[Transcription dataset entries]
►

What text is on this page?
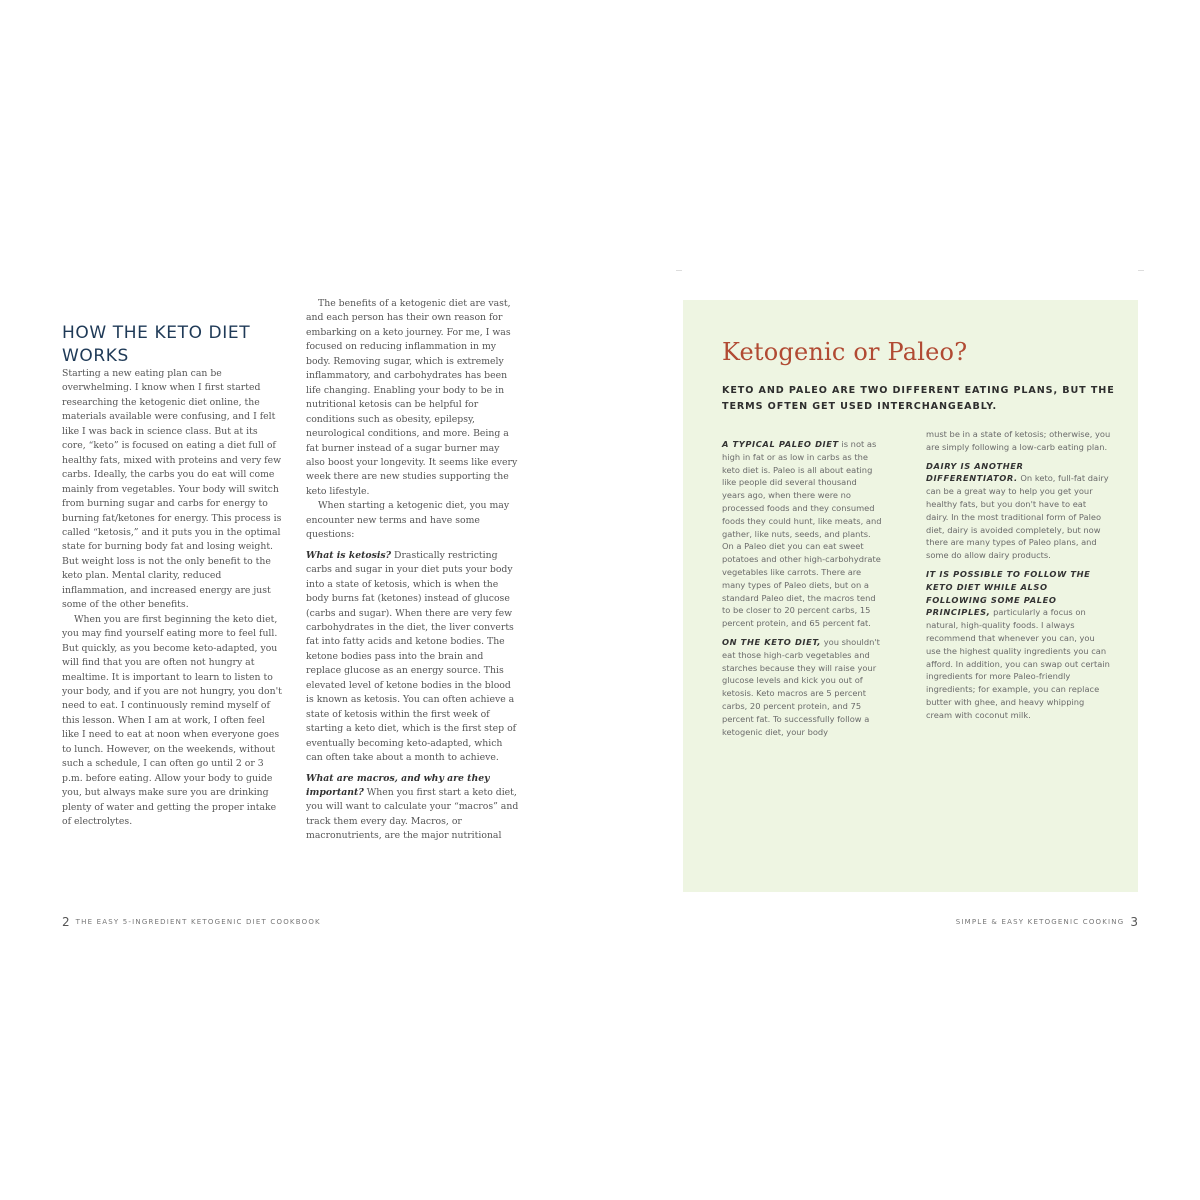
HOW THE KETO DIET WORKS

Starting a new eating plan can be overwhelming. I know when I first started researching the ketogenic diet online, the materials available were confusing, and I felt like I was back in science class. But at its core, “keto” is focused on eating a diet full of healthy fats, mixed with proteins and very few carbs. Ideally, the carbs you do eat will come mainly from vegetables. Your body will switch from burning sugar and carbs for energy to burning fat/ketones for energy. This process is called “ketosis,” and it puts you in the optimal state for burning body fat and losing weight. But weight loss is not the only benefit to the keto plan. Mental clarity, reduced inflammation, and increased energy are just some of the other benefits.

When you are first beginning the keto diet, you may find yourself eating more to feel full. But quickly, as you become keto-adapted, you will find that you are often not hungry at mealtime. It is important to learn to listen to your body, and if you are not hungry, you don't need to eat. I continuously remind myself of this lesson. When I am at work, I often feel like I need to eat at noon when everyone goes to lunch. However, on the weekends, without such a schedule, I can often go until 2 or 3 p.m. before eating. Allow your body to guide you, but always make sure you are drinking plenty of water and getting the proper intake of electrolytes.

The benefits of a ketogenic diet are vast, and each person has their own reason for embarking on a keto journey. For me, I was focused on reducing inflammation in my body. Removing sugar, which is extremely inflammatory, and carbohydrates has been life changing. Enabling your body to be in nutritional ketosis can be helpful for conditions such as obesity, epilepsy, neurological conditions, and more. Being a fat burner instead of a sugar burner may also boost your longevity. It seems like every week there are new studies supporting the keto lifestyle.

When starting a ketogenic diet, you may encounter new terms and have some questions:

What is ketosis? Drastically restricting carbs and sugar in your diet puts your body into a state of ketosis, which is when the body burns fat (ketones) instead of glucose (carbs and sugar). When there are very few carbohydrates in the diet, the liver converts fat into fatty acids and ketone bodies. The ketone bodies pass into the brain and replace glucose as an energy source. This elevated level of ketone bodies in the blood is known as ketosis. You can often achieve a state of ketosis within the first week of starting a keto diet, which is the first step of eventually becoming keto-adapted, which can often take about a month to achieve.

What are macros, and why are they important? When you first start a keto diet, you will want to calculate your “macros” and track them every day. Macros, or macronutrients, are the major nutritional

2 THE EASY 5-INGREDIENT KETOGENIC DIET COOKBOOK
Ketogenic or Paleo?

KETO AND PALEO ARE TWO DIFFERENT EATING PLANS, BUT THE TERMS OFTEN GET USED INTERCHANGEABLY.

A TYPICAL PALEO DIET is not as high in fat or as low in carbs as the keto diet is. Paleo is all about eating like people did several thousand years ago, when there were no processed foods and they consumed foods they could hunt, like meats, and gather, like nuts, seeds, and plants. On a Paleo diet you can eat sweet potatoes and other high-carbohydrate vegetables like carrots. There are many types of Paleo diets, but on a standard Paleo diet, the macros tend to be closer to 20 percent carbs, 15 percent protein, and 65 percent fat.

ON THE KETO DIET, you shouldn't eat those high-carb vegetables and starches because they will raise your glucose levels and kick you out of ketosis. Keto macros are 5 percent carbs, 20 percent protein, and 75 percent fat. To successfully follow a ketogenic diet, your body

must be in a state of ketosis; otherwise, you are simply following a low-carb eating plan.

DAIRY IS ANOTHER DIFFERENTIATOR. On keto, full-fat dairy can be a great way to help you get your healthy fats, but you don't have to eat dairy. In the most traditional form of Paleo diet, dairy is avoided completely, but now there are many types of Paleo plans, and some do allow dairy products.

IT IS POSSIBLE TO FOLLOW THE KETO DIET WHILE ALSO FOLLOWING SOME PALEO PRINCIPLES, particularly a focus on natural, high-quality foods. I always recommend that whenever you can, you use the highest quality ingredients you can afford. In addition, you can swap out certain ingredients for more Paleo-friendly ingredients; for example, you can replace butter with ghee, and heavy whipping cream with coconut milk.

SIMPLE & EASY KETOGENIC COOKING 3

◄
►

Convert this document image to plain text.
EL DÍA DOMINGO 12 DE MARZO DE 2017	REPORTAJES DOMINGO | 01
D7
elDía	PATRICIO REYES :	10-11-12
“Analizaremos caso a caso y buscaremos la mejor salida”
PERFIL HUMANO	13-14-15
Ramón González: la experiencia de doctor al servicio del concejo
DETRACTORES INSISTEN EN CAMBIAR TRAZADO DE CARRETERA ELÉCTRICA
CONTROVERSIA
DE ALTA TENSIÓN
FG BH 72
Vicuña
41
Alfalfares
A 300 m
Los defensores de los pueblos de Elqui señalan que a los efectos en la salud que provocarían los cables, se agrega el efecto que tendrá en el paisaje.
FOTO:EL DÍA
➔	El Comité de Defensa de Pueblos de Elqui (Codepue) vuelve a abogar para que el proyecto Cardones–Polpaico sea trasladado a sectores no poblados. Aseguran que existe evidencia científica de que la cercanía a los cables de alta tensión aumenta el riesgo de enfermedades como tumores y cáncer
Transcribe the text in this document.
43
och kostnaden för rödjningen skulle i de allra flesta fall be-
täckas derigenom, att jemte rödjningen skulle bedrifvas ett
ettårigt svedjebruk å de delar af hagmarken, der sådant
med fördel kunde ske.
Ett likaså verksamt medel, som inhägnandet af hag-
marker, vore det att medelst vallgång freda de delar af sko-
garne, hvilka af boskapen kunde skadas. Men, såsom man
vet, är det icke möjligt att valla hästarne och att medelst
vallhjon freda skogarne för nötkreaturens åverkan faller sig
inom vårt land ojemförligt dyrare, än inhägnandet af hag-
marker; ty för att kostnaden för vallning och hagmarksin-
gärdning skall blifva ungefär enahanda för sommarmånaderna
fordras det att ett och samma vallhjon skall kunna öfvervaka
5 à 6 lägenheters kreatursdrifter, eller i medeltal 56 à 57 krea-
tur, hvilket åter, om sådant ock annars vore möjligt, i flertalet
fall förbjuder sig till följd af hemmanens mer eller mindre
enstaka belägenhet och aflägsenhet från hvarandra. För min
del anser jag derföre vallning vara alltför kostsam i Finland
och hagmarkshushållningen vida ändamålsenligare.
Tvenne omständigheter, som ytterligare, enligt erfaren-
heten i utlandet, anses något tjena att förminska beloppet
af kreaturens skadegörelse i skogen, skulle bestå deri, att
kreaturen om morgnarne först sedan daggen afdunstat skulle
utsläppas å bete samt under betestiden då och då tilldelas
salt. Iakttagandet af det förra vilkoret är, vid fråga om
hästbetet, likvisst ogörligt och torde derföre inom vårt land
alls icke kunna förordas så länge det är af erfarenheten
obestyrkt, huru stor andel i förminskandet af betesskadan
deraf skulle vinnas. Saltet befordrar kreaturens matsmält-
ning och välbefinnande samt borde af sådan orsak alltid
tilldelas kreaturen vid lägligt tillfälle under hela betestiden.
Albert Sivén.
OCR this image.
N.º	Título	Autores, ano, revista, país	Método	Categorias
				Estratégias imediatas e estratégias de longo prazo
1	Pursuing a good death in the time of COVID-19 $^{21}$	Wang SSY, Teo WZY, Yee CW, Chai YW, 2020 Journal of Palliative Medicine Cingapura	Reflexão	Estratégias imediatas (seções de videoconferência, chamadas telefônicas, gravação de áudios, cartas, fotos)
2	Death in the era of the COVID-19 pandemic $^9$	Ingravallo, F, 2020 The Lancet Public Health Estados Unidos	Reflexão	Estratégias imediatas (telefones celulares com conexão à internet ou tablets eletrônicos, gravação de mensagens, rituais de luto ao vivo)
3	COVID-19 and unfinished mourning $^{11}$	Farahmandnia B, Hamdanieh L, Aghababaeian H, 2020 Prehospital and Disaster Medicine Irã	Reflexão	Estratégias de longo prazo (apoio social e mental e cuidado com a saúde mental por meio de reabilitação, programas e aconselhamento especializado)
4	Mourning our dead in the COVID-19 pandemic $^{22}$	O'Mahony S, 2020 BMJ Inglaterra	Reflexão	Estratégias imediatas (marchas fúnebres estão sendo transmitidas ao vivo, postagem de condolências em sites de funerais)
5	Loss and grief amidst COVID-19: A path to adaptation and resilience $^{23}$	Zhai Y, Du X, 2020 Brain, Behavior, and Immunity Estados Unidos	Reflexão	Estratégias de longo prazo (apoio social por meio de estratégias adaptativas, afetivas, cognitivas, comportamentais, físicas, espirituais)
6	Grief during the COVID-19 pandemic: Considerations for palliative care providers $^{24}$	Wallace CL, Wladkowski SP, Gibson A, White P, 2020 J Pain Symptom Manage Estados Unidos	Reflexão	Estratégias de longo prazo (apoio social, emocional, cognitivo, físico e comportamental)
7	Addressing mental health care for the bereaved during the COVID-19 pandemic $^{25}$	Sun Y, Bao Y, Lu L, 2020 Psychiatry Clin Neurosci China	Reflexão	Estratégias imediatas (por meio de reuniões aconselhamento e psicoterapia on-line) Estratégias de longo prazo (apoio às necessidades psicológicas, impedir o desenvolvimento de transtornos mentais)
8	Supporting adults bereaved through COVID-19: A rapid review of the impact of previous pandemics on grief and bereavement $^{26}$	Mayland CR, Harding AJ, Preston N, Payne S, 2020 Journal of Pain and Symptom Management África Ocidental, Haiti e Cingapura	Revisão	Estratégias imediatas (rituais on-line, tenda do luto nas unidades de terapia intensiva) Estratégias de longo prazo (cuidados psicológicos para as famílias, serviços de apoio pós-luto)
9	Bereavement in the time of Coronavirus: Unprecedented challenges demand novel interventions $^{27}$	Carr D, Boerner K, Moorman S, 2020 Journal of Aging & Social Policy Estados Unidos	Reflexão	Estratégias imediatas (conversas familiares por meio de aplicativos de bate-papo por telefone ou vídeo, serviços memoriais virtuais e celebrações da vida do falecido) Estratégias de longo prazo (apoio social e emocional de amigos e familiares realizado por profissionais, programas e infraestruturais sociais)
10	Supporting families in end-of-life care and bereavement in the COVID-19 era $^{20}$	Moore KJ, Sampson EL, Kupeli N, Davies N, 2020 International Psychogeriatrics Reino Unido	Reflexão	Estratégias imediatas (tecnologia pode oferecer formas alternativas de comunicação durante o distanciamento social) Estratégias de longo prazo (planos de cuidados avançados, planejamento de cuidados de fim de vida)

◄

### [WHAT IS BEING ASKED]
Among the entries, copy every line containing the word "kostnaden".

### [EXERCISE OUTPUT]
och kostnaden för rödjningen skulle i de allra flesta fall be-
marker; ty för att kostnaden för vallning och hagmarksin-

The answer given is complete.